Extracted records
** BEGIN **
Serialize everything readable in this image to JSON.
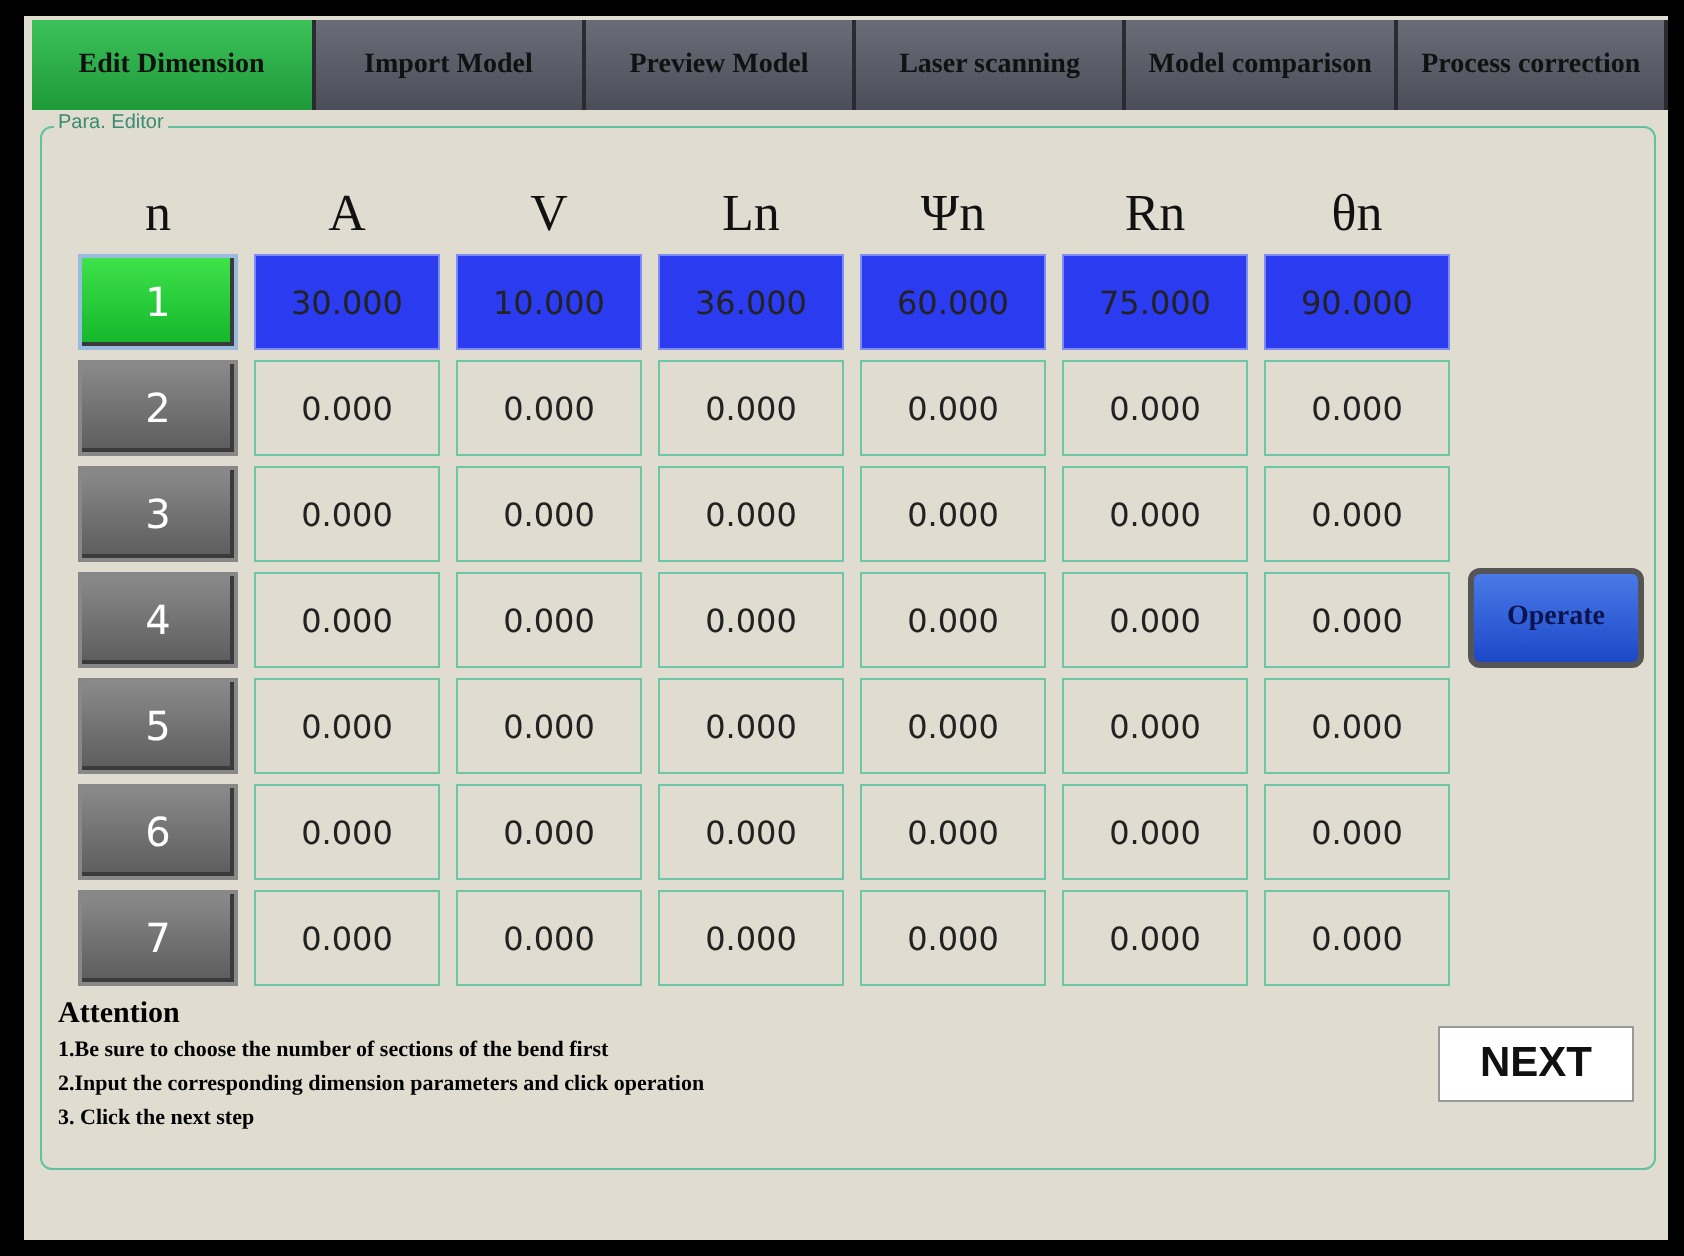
{
  "tabs": [
    {
      "label": "Edit Dimension",
      "selected": true
    },
    {
      "label": "Import Model",
      "selected": false
    },
    {
      "label": "Preview Model",
      "selected": false
    },
    {
      "label": "Laser scanning",
      "selected": false
    },
    {
      "label": "Model comparison",
      "selected": false
    },
    {
      "label": "Process correction",
      "selected": false
    }
  ],
  "group_title": "Para. Editor",
  "table": {
    "columns": [
      "n",
      "A",
      "V",
      "Ln",
      "Ψn",
      "Rn",
      "θn"
    ],
    "rows": [
      {
        "n": "1",
        "selected": true,
        "values": [
          "30.000",
          "10.000",
          "36.000",
          "60.000",
          "75.000",
          "90.000"
        ]
      },
      {
        "n": "2",
        "selected": false,
        "values": [
          "0.000",
          "0.000",
          "0.000",
          "0.000",
          "0.000",
          "0.000"
        ]
      },
      {
        "n": "3",
        "selected": false,
        "values": [
          "0.000",
          "0.000",
          "0.000",
          "0.000",
          "0.000",
          "0.000"
        ]
      },
      {
        "n": "4",
        "selected": false,
        "values": [
          "0.000",
          "0.000",
          "0.000",
          "0.000",
          "0.000",
          "0.000"
        ]
      },
      {
        "n": "5",
        "selected": false,
        "values": [
          "0.000",
          "0.000",
          "0.000",
          "0.000",
          "0.000",
          "0.000"
        ]
      },
      {
        "n": "6",
        "selected": false,
        "values": [
          "0.000",
          "0.000",
          "0.000",
          "0.000",
          "0.000",
          "0.000"
        ]
      },
      {
        "n": "7",
        "selected": false,
        "values": [
          "0.000",
          "0.000",
          "0.000",
          "0.000",
          "0.000",
          "0.000"
        ]
      }
    ]
  },
  "operate_button": "Operate",
  "attention": {
    "title": "Attention",
    "lines": [
      "1.Be sure to choose the number of sections of the bend first",
      "2.Input the corresponding dimension parameters and click operation",
      "3. Click the next step"
    ]
  },
  "next_button": "NEXT"
}
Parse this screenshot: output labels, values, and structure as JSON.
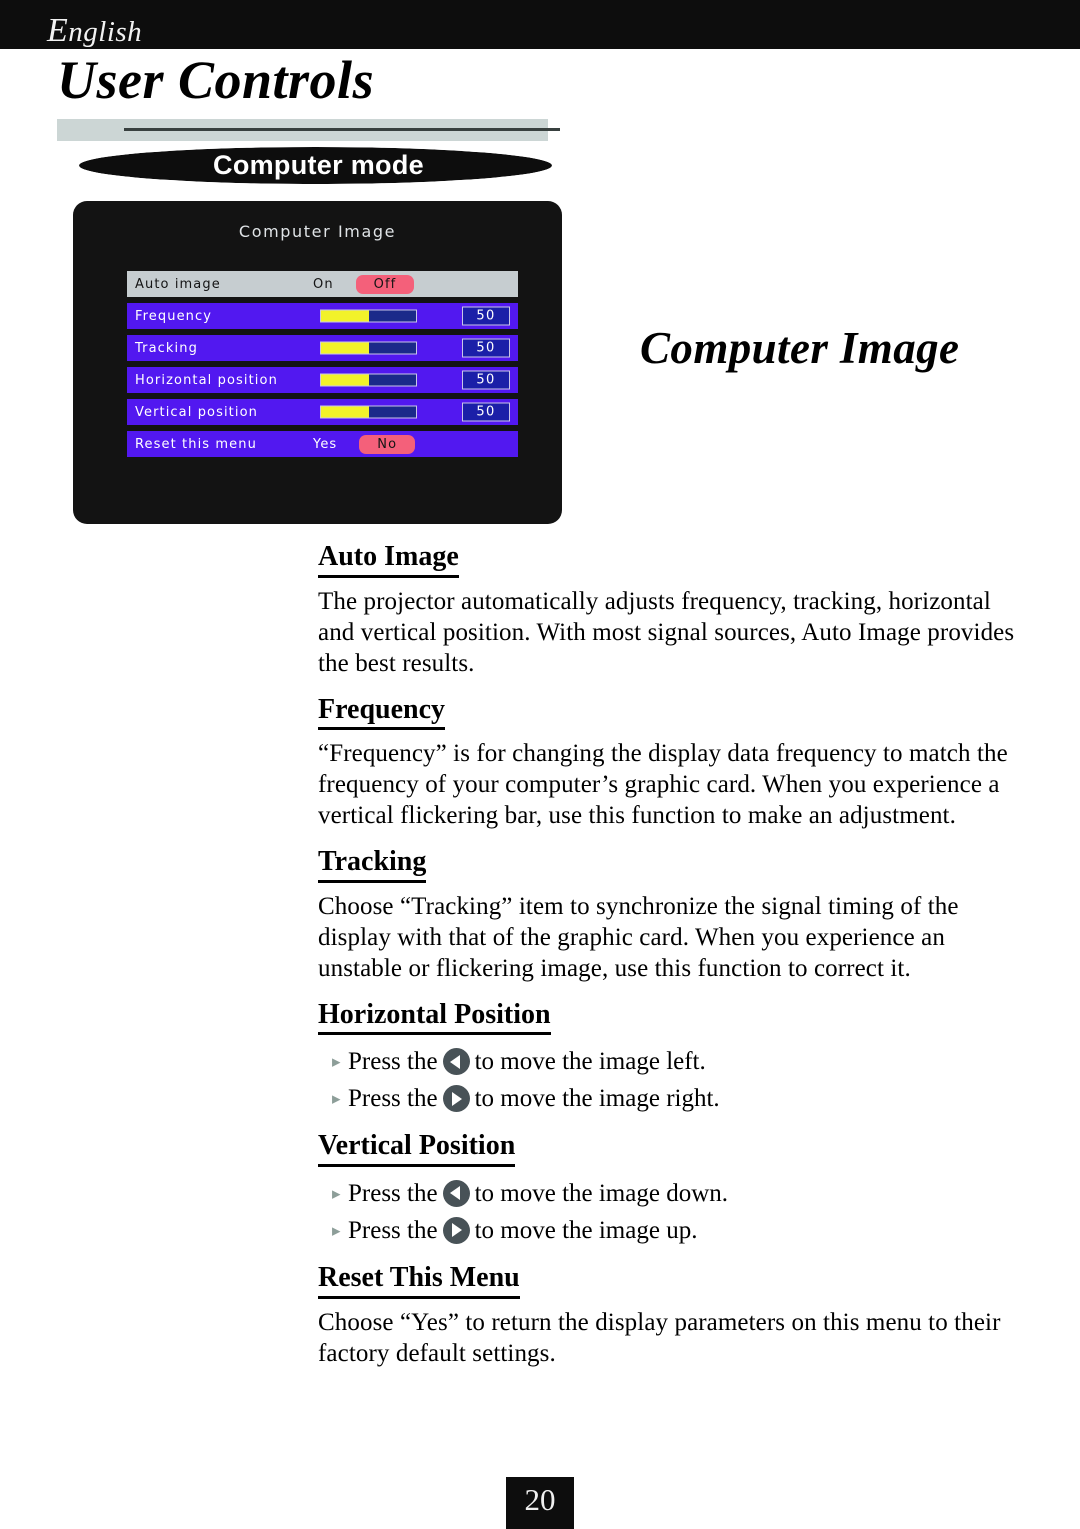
** END **
=== WHAT TO DO ===
Look over the listing. Pull out every line with the string "this" in it.

=== THE REPLY ===
Serialize everything readable in this image to JSON.
Parse this screenshot: output labels, values, and structure as JSON.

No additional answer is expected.